Problem statement:
Where a line of the listing below includes the word "ville", reproduce that line.

Exercise input:

★ ★ ★ ★ ★

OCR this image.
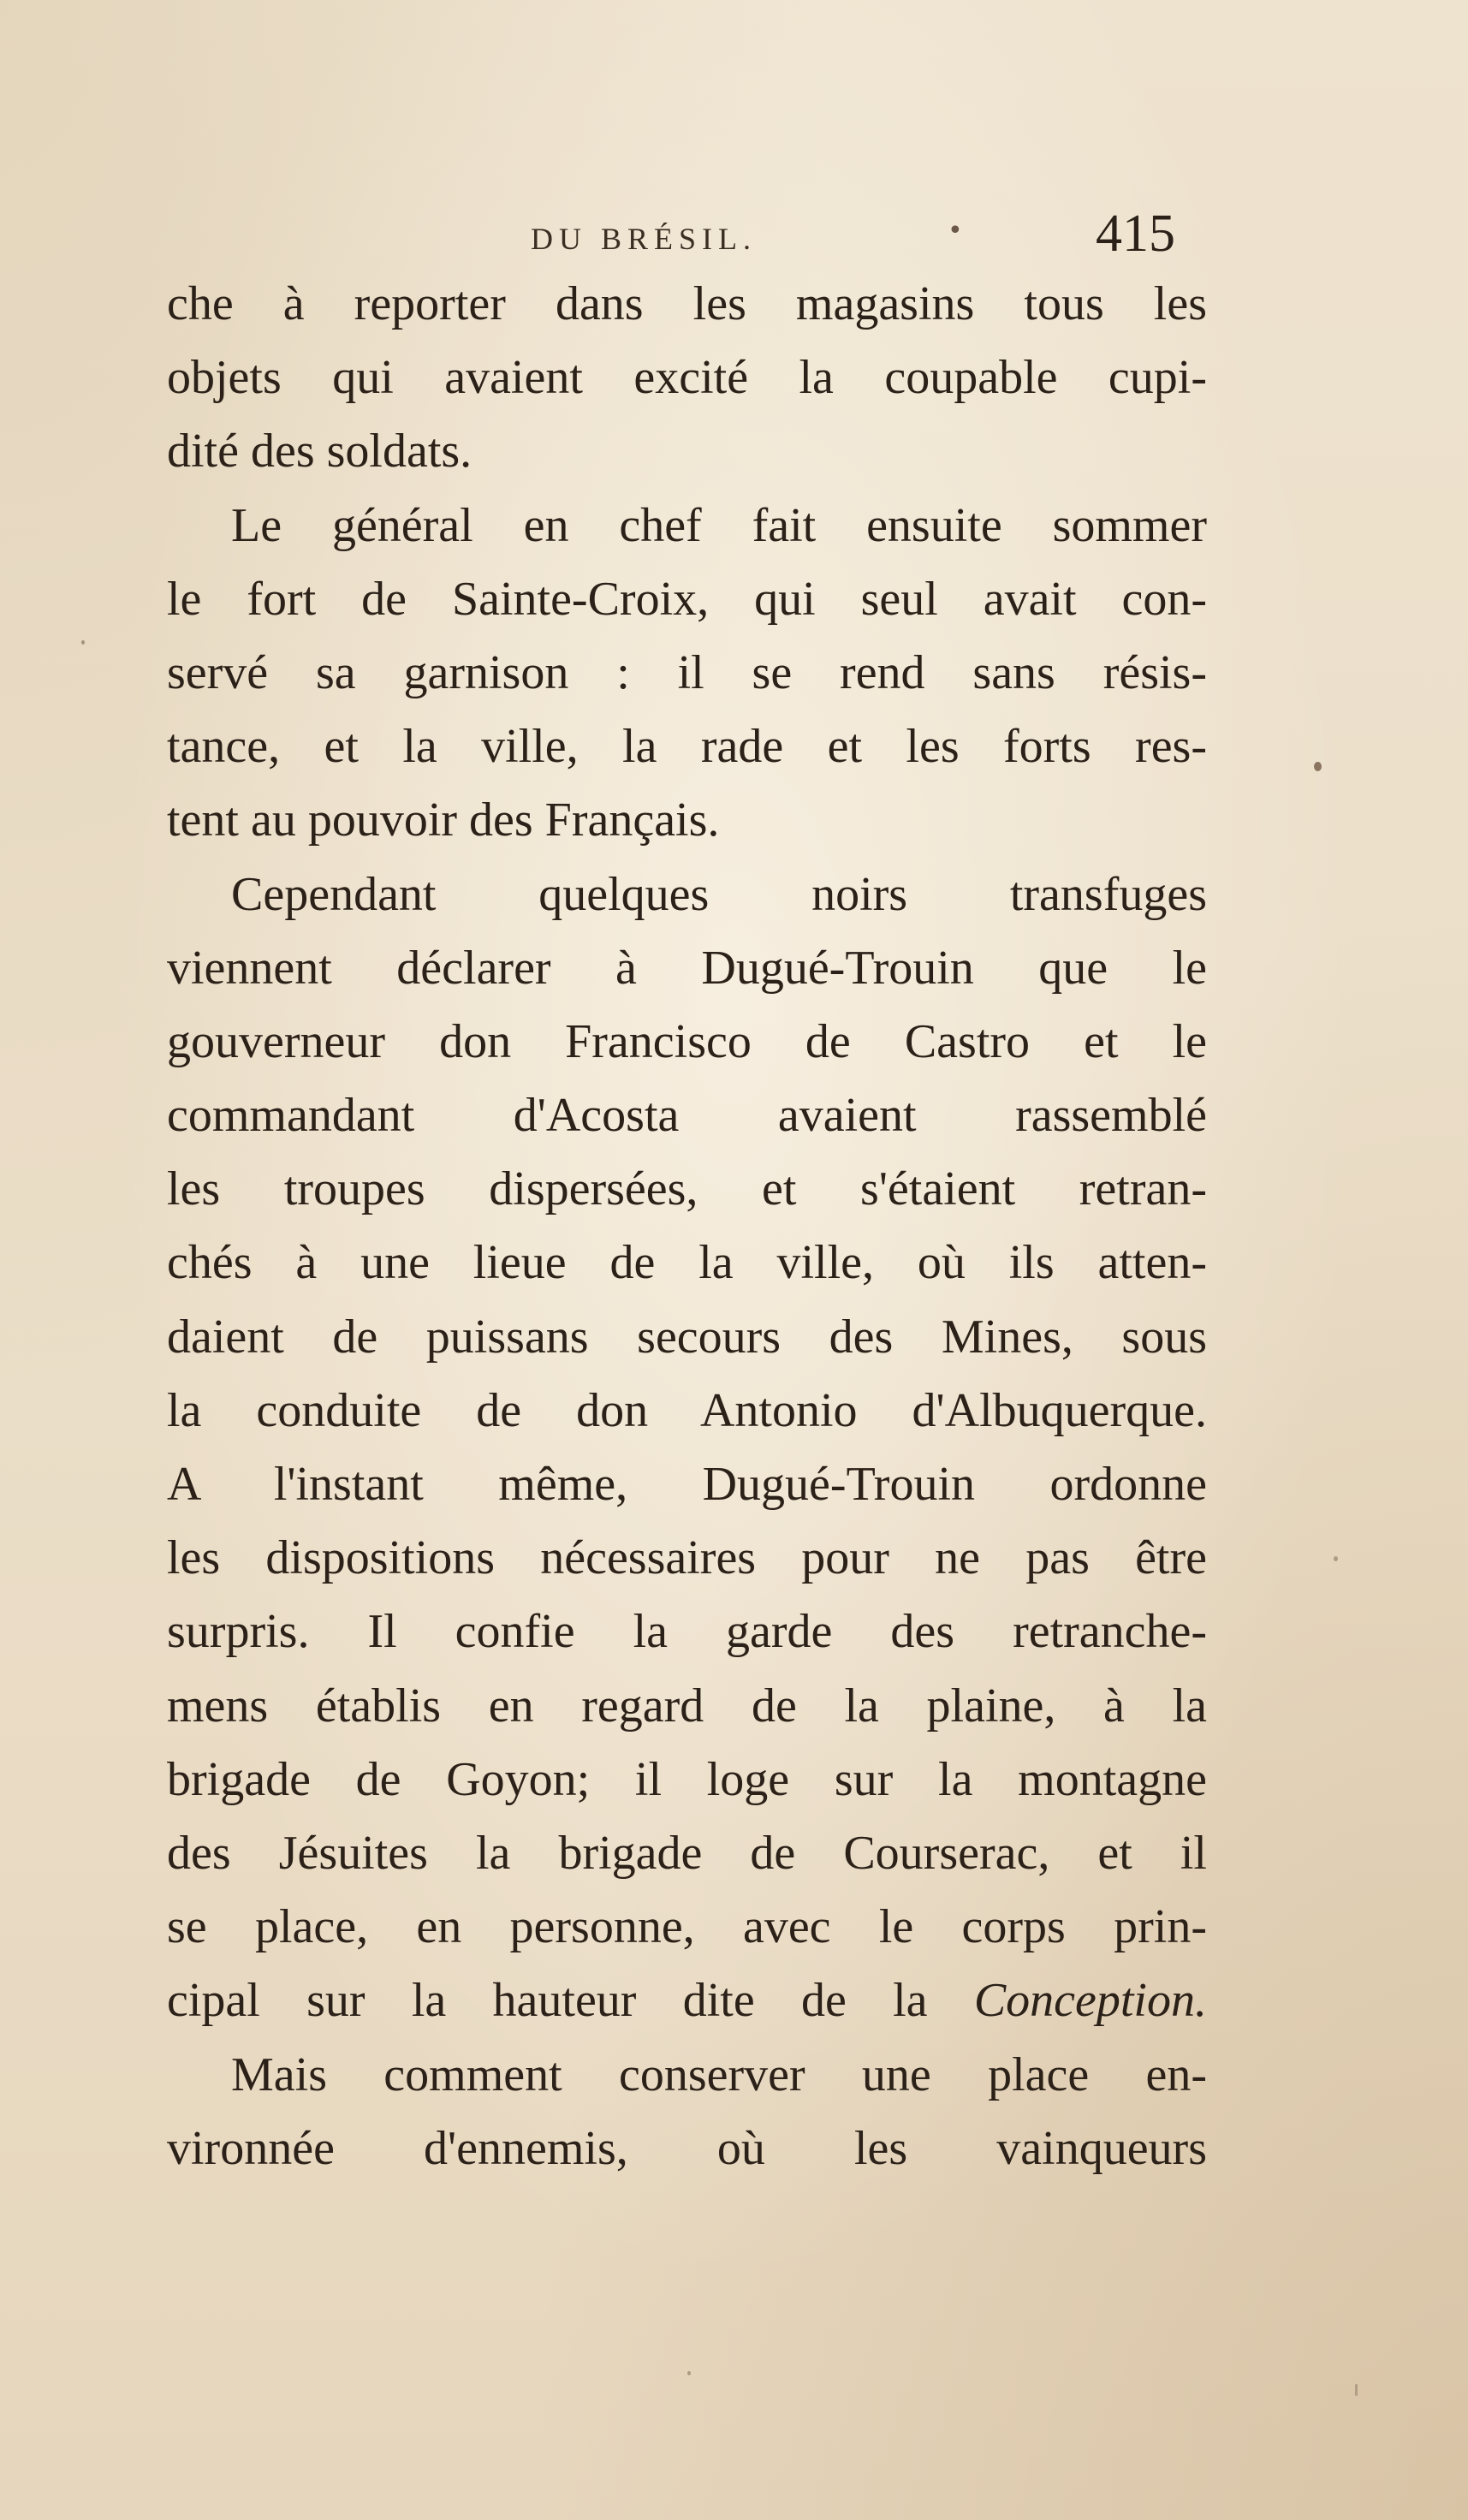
DU BRÉSIL.	•	415
che à reporter dans les magasins tous les
objets qui avaient excité la coupable cupi-
dité des soldats.
Le général en chef fait ensuite sommer
le fort de Sainte-Croix, qui seul avait con-
servé sa garnison : il se rend sans résis-
tance, et la ville, la rade et les forts res-
tent au pouvoir des Français.
Cependant quelques noirs transfuges
viennent déclarer à Dugué-Trouin que le
gouverneur don Francisco de Castro et le
commandant d'Acosta avaient rassemblé
les troupes dispersées, et s'étaient retran-
chés à une lieue de la ville, où ils atten-
daient de puissans secours des Mines, sous
la conduite de don Antonio d'Albuquerque.
A l'instant même, Dugué-Trouin ordonne
les dispositions nécessaires pour ne pas être
surpris. Il confie la garde des retranche-
mens établis en regard de la plaine, à la
brigade de Goyon; il loge sur la montagne
des Jésuites la brigade de Courserac, et il
se place, en personne, avec le corps prin-
cipal sur la hauteur dite de la Conception.
Mais comment conserver une place en-
vironnée d'ennemis, où les vainqueurs
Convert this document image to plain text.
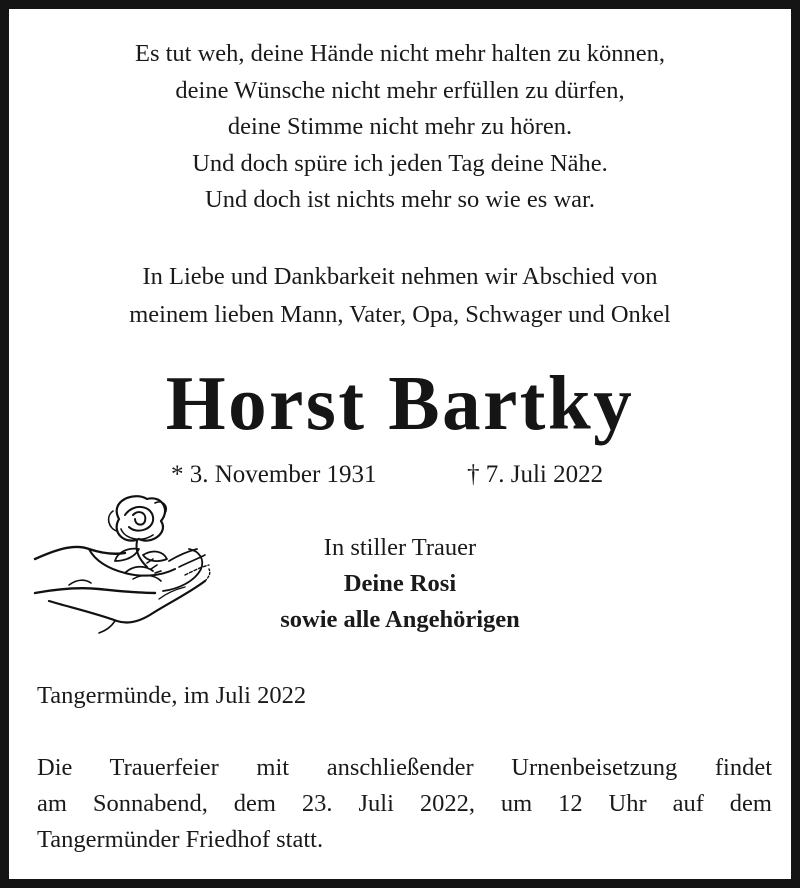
Es tut weh, deine Hände nicht mehr halten zu können,
deine Wünsche nicht mehr erfüllen zu dürfen,
deine Stimme nicht mehr zu hören.
Und doch spüre ich jeden Tag deine Nähe.
Und doch ist nichts mehr so wie es war.
In Liebe und Dankbarkeit nehmen wir Abschied von
meinem lieben Mann, Vater, Opa, Schwager und Onkel
Horst Bartky
* 3. November 1931	† 7. Juli 2022
In stiller Trauer
Deine Rosi
sowie alle Angehörigen
Tangermünde, im Juli 2022
Die Trauerfeier mit anschließender Urnenbeisetzung findet
am Sonnabend, dem 23. Juli 2022, um 12 Uhr auf dem
Tangermünder Friedhof statt.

★ ★ ★ ★ ★

In response:
tance, et la ville, la rade et les forts res-
chés à une lieue de la ville, où ils atten-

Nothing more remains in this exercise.